## Instruction
Every record should be copied exactly, except that pictures are to be omitted.

## Dataset content
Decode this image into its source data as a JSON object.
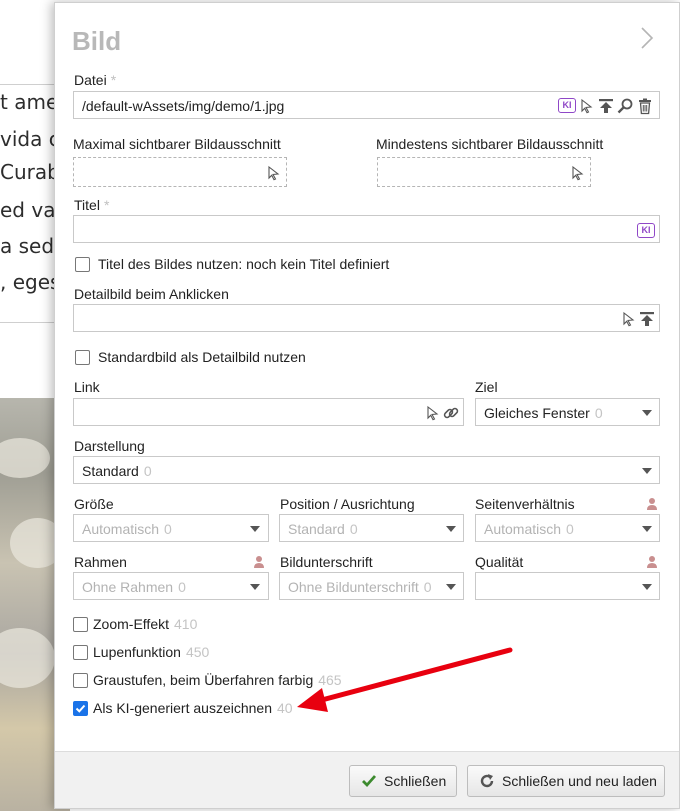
{
  "background": {
    "lines": [
      "t amet",
      "vida c",
      "Curab",
      "ed va",
      "a sed,",
      ", eges"
    ]
  },
  "dialog": {
    "title": "Bild",
    "datei": {
      "label": "Datei",
      "required_mark": "*",
      "value": "/default-wAssets/img/demo/1.jpg"
    },
    "max_crop_label": "Maximal sichtbarer Bildausschnitt",
    "min_crop_label": "Mindestens sichtbarer Bildausschnitt",
    "titel": {
      "label": "Titel",
      "required_mark": "*",
      "value": ""
    },
    "use_title_checkbox": {
      "label": "Titel des Bildes nutzen: noch kein Titel definiert",
      "checked": false
    },
    "detailbild_label": "Detailbild beim Anklicken",
    "standard_detail_checkbox": {
      "label": "Standardbild als Detailbild nutzen",
      "checked": false
    },
    "link_label": "Link",
    "ziel": {
      "label": "Ziel",
      "value": "Gleiches Fenster",
      "count": "0"
    },
    "darstellung": {
      "label": "Darstellung",
      "value": "Standard",
      "count": "0"
    },
    "groesse": {
      "label": "Größe",
      "value": "Automatisch",
      "count": "0"
    },
    "position": {
      "label": "Position / Ausrichtung",
      "value": "Standard",
      "count": "0"
    },
    "seitenverhaeltnis": {
      "label": "Seitenverhältnis",
      "value": "Automatisch",
      "count": "0"
    },
    "rahmen": {
      "label": "Rahmen",
      "value": "Ohne Rahmen",
      "count": "0"
    },
    "bildunterschrift": {
      "label": "Bildunterschrift",
      "value": "Ohne Bildunterschrift",
      "count": "0"
    },
    "qualitaet": {
      "label": "Qualität",
      "value": ""
    },
    "checkboxes": [
      {
        "label": "Zoom-Effekt",
        "count": "410",
        "checked": false
      },
      {
        "label": "Lupenfunktion",
        "count": "450",
        "checked": false
      },
      {
        "label": "Graustufen, beim Überfahren farbig",
        "count": "465",
        "checked": false
      },
      {
        "label": "Als KI-generiert auszeichnen",
        "count": "40",
        "checked": true
      }
    ],
    "buttons": {
      "close": "Schließen",
      "close_reload": "Schließen und neu laden"
    },
    "ki_badge": "KI"
  },
  "colors": {
    "accent_checkbox": "#1a73e8",
    "annotation_arrow": "#e8000f",
    "ki_purple": "#8f47c7"
  }
}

## Solution below
Decode this image into its source data as a JSON object.
{
  "background": {
    "lines": [
      "t amet",
      "vida c",
      "Curab",
      "ed va",
      "a sed,",
      ", eges"
    ]
  },
  "dialog": {
    "title": "Bild",
    "datei": {
      "label": "Datei",
      "required_mark": "*",
      "value": "/default-wAssets/img/demo/1.jpg"
    },
    "max_crop_label": "Maximal sichtbarer Bildausschnitt",
    "min_crop_label": "Mindestens sichtbarer Bildausschnitt",
    "titel": {
      "label": "Titel",
      "required_mark": "*",
      "value": ""
    },
    "use_title_checkbox": {
      "label": "Titel des Bildes nutzen: noch kein Titel definiert",
      "checked": false
    },
    "detailbild_label": "Detailbild beim Anklicken",
    "standard_detail_checkbox": {
      "label": "Standardbild als Detailbild nutzen",
      "checked": false
    },
    "link_label": "Link",
    "ziel": {
      "label": "Ziel",
      "value": "Gleiches Fenster",
      "count": "0"
    },
    "darstellung": {
      "label": "Darstellung",
      "value": "Standard",
      "count": "0"
    },
    "groesse": {
      "label": "Größe",
      "value": "Automatisch",
      "count": "0"
    },
    "position": {
      "label": "Position / Ausrichtung",
      "value": "Standard",
      "count": "0"
    },
    "seitenverhaeltnis": {
      "label": "Seitenverhältnis",
      "value": "Automatisch",
      "count": "0"
    },
    "rahmen": {
      "label": "Rahmen",
      "value": "Ohne Rahmen",
      "count": "0"
    },
    "bildunterschrift": {
      "label": "Bildunterschrift",
      "value": "Ohne Bildunterschrift",
      "count": "0"
    },
    "qualitaet": {
      "label": "Qualität",
      "value": ""
    },
    "checkboxes": [
      {
        "label": "Zoom-Effekt",
        "count": "410",
        "checked": false
      },
      {
        "label": "Lupenfunktion",
        "count": "450",
        "checked": false
      },
      {
        "label": "Graustufen, beim Überfahren farbig",
        "count": "465",
        "checked": false
      },
      {
        "label": "Als KI-generiert auszeichnen",
        "count": "40",
        "checked": true
      }
    ],
    "buttons": {
      "close": "Schließen",
      "close_reload": "Schließen und neu laden"
    },
    "ki_badge": "KI"
  },
  "colors": {
    "accent_checkbox": "#1a73e8",
    "annotation_arrow": "#e8000f",
    "ki_purple": "#8f47c7"
  }
}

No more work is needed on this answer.